BRIEF: Copy each line in which the string "portrait" occurs.

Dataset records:
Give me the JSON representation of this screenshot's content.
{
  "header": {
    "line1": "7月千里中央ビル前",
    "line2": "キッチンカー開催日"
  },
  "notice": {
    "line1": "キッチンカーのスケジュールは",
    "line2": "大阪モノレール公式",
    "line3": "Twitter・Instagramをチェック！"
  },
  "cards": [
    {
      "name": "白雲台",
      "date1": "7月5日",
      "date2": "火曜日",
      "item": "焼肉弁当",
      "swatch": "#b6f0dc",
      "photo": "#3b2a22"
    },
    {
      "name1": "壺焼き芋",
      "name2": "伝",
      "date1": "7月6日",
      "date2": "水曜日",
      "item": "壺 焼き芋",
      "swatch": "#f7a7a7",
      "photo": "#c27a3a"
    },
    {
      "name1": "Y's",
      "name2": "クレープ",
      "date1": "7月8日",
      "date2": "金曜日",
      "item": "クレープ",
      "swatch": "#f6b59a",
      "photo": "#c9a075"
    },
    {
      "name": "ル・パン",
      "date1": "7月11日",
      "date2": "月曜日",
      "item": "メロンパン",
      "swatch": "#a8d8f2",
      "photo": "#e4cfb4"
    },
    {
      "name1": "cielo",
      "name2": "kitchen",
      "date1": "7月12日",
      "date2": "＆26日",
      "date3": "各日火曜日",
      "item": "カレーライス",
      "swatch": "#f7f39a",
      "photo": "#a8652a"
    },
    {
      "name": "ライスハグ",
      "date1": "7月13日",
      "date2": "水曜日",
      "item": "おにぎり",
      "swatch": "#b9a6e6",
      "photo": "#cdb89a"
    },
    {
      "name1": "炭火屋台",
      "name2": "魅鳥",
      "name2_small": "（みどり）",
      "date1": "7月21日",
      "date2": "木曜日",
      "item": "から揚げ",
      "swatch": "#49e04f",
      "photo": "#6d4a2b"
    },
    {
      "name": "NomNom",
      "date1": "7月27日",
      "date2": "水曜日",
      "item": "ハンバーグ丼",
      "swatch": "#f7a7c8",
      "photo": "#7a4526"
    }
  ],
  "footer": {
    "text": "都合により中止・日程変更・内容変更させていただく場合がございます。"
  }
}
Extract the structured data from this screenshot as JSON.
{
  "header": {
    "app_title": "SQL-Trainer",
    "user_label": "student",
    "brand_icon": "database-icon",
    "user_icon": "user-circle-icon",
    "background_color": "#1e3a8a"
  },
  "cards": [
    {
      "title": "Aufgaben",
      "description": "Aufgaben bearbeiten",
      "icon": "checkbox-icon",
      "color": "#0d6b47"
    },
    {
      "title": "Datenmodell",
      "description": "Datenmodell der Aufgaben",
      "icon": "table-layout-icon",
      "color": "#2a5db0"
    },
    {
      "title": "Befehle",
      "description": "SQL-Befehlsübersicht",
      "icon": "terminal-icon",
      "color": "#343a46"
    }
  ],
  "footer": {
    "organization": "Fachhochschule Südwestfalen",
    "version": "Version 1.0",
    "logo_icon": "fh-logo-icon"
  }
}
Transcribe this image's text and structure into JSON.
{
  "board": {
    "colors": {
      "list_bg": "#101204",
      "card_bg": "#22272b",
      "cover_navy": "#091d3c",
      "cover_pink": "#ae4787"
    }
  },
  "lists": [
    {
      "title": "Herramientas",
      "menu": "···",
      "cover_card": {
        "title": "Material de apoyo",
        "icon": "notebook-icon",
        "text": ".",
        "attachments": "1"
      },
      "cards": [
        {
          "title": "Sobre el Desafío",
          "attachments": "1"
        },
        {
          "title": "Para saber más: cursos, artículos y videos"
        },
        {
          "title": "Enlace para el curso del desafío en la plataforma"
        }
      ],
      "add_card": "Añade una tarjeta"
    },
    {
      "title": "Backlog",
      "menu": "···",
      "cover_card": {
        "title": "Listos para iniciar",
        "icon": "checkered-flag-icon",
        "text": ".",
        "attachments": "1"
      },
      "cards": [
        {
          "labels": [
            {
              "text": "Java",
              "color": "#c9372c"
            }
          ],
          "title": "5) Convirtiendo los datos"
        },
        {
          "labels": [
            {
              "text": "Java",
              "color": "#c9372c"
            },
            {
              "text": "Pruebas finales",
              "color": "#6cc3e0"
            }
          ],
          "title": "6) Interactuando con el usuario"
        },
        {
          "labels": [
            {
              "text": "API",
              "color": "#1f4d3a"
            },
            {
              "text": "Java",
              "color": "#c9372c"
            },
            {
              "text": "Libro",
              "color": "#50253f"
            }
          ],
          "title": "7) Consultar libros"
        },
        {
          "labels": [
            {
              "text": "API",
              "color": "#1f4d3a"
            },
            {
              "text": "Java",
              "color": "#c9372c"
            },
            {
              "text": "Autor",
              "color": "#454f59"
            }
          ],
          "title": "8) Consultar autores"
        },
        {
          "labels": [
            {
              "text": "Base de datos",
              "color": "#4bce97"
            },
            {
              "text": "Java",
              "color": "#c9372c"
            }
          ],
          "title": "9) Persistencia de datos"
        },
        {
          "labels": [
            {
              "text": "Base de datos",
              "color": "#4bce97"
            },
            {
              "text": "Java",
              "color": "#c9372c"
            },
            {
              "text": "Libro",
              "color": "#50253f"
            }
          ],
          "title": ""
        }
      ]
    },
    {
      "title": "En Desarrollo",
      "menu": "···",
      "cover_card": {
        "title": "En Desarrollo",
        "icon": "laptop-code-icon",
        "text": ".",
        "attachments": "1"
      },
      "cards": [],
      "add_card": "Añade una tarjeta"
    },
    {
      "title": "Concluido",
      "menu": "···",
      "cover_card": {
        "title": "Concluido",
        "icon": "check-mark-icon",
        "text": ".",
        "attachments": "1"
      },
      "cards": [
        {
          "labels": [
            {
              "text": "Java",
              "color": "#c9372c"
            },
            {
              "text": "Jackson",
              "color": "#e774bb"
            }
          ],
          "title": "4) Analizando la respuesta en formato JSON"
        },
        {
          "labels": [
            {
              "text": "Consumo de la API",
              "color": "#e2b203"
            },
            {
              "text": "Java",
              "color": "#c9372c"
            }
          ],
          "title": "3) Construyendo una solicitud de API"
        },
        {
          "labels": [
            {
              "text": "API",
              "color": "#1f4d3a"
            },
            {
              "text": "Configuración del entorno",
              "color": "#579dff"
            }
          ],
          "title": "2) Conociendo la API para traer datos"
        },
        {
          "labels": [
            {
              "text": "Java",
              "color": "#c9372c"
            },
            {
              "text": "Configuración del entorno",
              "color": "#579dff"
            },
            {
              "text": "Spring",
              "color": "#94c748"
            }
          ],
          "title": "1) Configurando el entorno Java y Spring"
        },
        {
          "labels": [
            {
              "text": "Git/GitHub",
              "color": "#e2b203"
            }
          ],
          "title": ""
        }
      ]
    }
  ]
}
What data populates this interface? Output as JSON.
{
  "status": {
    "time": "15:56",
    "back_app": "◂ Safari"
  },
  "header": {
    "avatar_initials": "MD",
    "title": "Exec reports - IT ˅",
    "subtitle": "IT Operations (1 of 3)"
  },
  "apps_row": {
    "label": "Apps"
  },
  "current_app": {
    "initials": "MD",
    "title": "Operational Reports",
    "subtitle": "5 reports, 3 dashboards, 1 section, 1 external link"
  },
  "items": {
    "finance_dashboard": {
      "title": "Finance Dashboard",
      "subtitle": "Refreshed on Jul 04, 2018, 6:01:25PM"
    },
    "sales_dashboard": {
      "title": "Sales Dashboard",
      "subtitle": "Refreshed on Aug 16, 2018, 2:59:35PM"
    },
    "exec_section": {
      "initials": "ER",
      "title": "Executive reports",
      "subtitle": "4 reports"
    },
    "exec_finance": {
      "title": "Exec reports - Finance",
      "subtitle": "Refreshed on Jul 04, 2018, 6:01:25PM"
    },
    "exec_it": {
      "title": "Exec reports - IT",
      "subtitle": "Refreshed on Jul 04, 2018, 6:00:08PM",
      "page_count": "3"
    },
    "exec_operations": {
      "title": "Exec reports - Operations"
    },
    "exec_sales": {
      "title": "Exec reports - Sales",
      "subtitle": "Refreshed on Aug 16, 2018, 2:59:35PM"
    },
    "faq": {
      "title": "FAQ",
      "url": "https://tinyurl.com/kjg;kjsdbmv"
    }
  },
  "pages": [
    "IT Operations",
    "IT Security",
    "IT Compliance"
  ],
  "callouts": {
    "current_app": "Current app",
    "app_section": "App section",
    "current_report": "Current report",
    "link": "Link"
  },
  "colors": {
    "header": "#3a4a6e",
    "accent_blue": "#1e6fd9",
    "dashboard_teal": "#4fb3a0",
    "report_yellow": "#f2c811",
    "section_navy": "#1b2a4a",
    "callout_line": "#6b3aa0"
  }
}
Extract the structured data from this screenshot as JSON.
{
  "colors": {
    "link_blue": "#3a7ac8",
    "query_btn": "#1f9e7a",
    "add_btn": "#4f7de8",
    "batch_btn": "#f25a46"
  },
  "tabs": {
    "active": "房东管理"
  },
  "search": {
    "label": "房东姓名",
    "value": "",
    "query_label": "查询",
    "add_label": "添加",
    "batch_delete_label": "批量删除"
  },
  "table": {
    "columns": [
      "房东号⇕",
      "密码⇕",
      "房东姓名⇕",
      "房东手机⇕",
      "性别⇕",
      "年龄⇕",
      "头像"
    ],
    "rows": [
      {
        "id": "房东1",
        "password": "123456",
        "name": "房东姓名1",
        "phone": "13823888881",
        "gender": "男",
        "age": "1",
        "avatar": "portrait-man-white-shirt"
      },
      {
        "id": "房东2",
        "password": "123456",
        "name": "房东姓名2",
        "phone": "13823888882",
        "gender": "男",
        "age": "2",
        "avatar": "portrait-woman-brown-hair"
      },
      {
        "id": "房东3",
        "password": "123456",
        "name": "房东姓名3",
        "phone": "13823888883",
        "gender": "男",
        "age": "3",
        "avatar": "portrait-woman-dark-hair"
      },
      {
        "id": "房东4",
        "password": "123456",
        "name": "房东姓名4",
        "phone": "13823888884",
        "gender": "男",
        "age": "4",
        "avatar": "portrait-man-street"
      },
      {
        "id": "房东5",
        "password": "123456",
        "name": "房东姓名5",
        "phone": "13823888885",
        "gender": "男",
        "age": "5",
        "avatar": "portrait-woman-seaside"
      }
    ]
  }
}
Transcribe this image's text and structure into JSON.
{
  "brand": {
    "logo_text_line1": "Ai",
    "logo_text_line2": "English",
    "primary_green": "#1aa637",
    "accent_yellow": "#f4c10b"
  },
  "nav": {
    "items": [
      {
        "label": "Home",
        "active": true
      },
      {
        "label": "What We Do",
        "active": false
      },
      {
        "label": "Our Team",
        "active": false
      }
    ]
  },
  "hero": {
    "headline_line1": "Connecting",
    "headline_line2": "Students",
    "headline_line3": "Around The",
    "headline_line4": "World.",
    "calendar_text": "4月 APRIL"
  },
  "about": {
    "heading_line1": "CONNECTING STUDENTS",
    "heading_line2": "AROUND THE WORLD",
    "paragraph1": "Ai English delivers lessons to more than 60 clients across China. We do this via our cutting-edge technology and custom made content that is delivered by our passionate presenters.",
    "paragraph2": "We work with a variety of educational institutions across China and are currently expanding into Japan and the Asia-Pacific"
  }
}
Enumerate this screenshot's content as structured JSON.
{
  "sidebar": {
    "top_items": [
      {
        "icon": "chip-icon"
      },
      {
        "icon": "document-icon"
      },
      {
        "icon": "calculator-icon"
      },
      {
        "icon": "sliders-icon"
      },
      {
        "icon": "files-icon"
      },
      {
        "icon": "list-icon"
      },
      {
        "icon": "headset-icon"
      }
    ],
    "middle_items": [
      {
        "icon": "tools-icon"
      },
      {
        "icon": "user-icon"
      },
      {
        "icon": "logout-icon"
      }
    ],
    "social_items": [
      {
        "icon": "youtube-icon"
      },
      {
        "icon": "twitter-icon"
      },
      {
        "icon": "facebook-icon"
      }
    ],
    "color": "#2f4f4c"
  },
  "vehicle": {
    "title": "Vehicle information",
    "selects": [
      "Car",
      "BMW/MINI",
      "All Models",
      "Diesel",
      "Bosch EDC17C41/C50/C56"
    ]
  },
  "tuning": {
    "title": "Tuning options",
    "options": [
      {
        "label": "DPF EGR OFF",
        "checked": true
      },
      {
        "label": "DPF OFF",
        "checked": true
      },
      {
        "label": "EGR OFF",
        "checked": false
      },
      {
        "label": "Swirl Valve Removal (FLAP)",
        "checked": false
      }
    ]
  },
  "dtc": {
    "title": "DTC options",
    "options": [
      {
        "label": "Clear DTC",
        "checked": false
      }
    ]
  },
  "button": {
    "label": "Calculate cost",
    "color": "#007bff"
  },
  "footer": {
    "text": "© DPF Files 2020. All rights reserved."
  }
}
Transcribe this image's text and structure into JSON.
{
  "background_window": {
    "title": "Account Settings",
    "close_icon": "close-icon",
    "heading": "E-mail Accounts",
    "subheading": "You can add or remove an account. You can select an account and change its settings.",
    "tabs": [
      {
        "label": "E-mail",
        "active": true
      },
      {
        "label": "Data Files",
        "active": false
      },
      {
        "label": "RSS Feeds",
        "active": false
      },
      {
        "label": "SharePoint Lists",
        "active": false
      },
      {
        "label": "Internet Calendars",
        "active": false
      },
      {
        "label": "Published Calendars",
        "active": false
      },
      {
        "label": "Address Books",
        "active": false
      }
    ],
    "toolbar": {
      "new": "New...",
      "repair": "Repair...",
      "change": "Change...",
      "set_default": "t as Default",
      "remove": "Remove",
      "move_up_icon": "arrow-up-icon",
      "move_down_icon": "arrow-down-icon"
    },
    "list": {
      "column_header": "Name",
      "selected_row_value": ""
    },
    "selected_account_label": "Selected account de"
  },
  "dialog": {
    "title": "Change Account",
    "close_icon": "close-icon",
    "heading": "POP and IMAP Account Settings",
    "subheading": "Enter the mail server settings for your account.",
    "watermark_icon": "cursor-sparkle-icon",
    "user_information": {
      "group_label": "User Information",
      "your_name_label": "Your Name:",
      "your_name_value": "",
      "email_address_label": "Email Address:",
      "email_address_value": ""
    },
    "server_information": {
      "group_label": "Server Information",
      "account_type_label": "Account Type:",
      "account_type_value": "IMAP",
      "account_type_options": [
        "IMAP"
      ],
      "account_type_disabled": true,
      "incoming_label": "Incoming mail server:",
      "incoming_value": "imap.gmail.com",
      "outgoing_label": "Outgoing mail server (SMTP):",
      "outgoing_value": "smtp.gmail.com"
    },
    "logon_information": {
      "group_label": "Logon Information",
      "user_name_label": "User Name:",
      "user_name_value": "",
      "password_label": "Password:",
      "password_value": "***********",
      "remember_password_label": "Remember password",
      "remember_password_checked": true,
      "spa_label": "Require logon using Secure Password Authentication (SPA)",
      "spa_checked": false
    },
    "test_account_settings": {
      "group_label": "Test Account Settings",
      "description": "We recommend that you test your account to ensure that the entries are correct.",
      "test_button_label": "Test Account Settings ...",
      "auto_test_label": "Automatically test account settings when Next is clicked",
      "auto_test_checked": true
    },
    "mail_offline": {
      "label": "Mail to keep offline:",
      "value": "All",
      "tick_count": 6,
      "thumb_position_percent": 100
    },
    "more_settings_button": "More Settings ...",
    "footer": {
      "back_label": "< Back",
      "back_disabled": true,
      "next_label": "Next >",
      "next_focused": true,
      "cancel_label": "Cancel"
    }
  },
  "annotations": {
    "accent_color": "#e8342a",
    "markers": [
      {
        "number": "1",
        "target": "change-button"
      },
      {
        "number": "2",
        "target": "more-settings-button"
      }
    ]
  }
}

ANSWER FOR THIS EXERCISE:
        "avatar": "portrait-man-white-shirt"
        "avatar": "portrait-woman-brown-hair"
        "avatar": "portrait-woman-dark-hair"
        "avatar": "portrait-man-street"
        "avatar": "portrait-woman-seaside"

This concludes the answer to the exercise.